• _Directions for this task_: Return every record exactly as written.

★ ★ ★

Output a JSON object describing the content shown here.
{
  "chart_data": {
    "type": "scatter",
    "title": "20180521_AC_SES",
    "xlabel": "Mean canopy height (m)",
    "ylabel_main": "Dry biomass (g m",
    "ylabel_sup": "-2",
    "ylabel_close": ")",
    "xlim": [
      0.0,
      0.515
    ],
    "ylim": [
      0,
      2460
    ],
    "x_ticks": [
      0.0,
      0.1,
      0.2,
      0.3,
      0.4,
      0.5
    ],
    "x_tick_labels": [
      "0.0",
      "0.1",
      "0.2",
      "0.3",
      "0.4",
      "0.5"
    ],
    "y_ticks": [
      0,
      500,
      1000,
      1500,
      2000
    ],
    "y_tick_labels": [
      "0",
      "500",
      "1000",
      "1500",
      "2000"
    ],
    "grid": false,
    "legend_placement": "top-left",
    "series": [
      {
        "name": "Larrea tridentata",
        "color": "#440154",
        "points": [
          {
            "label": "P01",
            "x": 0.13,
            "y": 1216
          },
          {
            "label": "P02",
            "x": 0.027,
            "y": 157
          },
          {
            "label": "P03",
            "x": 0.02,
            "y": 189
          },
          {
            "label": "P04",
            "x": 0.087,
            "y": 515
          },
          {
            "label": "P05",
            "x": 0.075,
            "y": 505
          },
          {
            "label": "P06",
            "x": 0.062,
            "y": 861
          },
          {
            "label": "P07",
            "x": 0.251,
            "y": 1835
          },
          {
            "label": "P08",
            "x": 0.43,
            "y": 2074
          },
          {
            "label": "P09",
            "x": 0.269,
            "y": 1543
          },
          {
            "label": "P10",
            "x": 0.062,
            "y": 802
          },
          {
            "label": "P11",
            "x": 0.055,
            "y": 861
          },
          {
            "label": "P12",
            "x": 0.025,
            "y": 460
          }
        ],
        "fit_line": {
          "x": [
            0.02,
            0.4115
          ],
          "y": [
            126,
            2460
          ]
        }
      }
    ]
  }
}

★ ★ ★

• _Result of the exercise_:
Output a JSON object describing the content shown here.
{
  "chart_data": {
    "type": "scatter",
    "title": "20180521_AC_SES",
    "xlabel": "Mean canopy height (m)",
    "ylabel_main": "Dry biomass (g m",
    "ylabel_sup": "-2",
    "ylabel_close": ")",
    "xlim": [
      0.0,
      0.515
    ],
    "ylim": [
      0,
      2460
    ],
    "x_ticks": [
      0.0,
      0.1,
      0.2,
      0.3,
      0.4,
      0.5
    ],
    "x_tick_labels": [
      "0.0",
      "0.1",
      "0.2",
      "0.3",
      "0.4",
      "0.5"
    ],
    "y_ticks": [
      0,
      500,
      1000,
      1500,
      2000
    ],
    "y_tick_labels": [
      "0",
      "500",
      "1000",
      "1500",
      "2000"
    ],
    "grid": false,
    "legend_placement": "top-left",
    "series": [
      {
        "name": "Larrea tridentata",
        "color": "#440154",
        "points": [
          {
            "label": "P01",
            "x": 0.13,
            "y": 1216
          },
          {
            "label": "P02",
            "x": 0.027,
            "y": 157
          },
          {
            "label": "P03",
            "x": 0.02,
            "y": 189
          },
          {
            "label": "P04",
            "x": 0.087,
            "y": 515
          },
          {
            "label": "P05",
            "x": 0.075,
            "y": 505
          },
          {
            "label": "P06",
            "x": 0.062,
            "y": 861
          },
          {
            "label": "P07",
            "x": 0.251,
            "y": 1835
          },
          {
            "label": "P08",
            "x": 0.43,
            "y": 2074
          },
          {
            "label": "P09",
            "x": 0.269,
            "y": 1543
          },
          {
            "label": "P10",
            "x": 0.062,
            "y": 802
          },
          {
            "label": "P11",
            "x": 0.055,
            "y": 861
          },
          {
            "label": "P12",
            "x": 0.025,
            "y": 460
          }
        ],
        "fit_line": {
          "x": [
            0.02,
            0.4115
          ],
          "y": [
            126,
            2460
          ]
        }
      }
    ]
  }
}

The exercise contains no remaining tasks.